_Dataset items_

-- Begin --

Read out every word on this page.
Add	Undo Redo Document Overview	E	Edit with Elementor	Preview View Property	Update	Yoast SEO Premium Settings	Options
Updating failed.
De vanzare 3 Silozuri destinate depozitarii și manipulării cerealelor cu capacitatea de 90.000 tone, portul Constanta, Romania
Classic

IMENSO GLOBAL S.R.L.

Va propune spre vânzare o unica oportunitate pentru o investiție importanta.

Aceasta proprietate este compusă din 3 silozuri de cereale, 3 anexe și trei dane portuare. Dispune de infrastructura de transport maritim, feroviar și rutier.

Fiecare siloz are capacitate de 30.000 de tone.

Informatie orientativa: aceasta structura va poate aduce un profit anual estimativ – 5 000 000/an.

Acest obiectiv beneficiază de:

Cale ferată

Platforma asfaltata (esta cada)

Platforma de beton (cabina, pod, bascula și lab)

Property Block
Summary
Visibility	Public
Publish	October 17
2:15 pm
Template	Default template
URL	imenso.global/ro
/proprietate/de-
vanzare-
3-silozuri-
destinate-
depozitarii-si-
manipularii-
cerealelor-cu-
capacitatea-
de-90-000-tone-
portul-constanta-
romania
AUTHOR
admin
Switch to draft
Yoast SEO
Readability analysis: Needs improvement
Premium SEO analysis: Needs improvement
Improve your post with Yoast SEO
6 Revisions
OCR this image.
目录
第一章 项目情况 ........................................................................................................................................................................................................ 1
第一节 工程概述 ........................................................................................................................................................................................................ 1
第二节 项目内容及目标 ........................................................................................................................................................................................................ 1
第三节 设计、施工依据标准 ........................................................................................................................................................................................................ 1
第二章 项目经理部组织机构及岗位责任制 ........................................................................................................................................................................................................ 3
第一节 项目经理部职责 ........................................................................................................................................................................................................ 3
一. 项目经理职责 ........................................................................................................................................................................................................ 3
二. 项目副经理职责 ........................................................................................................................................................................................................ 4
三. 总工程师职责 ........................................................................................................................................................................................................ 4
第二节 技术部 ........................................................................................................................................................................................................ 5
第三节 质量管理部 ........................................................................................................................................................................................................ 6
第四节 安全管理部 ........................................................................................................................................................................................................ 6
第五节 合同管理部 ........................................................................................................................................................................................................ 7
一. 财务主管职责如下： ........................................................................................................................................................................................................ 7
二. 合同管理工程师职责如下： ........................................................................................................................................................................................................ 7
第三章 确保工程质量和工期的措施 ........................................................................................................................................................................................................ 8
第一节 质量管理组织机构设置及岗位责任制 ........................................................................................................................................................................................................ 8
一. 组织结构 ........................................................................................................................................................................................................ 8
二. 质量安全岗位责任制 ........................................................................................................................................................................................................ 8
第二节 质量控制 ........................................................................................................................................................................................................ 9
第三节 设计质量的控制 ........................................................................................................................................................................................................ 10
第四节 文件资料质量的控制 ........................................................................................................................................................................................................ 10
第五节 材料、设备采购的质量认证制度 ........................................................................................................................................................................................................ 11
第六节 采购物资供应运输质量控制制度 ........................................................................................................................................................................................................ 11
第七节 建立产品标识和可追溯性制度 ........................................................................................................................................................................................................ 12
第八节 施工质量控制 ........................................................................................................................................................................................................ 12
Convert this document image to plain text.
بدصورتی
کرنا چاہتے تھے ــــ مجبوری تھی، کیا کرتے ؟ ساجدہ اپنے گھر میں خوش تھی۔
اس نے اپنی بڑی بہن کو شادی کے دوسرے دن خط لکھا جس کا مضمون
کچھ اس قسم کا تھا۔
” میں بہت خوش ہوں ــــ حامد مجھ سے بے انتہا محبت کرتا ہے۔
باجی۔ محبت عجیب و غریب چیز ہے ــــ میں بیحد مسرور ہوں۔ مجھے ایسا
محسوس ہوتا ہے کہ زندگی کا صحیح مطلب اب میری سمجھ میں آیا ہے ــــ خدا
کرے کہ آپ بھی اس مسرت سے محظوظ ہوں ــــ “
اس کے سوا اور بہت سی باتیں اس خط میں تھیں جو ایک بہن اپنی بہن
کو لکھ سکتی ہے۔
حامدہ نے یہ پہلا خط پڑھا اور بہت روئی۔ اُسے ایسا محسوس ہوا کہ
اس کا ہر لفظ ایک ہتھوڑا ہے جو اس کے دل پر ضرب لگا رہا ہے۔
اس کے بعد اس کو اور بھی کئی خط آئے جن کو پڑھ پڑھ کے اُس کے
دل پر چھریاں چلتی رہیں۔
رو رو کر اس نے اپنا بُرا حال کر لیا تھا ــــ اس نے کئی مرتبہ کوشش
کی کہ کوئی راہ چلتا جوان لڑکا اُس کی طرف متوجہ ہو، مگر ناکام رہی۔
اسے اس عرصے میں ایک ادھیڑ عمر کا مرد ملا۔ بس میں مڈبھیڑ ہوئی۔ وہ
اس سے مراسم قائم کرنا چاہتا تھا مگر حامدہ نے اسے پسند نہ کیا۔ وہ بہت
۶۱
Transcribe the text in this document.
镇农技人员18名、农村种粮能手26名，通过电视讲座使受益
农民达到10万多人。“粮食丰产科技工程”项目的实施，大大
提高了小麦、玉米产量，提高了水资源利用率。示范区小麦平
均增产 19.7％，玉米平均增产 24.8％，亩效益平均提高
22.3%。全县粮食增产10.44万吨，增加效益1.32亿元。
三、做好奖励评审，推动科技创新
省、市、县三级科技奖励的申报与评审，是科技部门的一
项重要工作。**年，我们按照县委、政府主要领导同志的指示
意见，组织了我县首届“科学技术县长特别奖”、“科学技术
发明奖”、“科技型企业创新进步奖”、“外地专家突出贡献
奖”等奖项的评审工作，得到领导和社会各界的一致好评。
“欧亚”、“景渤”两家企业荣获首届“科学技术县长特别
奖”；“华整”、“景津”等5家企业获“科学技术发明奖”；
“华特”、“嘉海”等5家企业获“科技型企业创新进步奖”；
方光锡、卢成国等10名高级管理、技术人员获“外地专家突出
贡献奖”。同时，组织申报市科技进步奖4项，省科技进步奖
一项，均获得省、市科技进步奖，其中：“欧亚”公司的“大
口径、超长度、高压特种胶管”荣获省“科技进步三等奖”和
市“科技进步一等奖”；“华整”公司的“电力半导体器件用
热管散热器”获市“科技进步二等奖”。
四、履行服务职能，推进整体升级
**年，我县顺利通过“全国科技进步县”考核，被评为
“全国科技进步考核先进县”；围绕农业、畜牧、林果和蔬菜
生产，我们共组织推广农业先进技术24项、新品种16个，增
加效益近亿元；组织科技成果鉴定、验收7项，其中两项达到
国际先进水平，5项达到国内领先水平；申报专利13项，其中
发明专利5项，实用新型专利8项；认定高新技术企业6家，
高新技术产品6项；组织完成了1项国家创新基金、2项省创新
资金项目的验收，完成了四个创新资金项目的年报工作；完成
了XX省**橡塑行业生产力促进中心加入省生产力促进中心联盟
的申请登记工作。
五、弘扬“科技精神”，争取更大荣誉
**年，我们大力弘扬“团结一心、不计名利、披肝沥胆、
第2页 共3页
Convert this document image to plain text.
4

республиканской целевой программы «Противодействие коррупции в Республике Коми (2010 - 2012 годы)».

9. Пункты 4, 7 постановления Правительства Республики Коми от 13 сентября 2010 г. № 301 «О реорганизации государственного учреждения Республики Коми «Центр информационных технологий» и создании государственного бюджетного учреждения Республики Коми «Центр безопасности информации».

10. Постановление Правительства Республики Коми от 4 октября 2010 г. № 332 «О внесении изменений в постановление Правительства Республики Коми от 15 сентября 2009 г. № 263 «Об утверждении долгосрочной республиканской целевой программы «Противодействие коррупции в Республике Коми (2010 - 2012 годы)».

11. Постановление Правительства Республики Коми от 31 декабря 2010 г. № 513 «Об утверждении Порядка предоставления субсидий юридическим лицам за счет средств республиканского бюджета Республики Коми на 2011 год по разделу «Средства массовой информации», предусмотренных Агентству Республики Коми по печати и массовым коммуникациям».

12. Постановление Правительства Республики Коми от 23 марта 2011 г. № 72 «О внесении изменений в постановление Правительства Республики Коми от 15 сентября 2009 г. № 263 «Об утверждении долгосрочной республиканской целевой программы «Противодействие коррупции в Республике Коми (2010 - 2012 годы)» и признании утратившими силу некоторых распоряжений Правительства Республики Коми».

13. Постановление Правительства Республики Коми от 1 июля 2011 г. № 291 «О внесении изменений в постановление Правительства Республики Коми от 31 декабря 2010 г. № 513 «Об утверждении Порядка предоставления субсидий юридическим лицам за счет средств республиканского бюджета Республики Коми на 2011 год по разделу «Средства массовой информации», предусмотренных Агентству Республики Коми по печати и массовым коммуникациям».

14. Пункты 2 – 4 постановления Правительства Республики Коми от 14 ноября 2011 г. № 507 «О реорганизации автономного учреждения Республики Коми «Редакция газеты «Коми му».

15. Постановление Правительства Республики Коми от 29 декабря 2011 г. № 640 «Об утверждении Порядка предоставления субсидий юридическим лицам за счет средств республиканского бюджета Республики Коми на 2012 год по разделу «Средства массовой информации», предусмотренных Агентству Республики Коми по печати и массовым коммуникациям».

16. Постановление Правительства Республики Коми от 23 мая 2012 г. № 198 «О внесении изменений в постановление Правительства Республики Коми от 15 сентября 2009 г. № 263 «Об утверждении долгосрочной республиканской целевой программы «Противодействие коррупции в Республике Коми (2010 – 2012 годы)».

-- End --

_SET PROBLEM_
Gather all lines from the listing above in which "حامدہ" occurs.

_ANSWER TO THE PROBLEM_
حامدہ نے یہ پہلا خط پڑھا اور بہت روئی۔ اُسے ایسا محسوس ہوا کہ
اس سے مراسم قائم کرنا چاہتا تھا مگر حامدہ نے اسے پسند نہ کیا۔ وہ بہت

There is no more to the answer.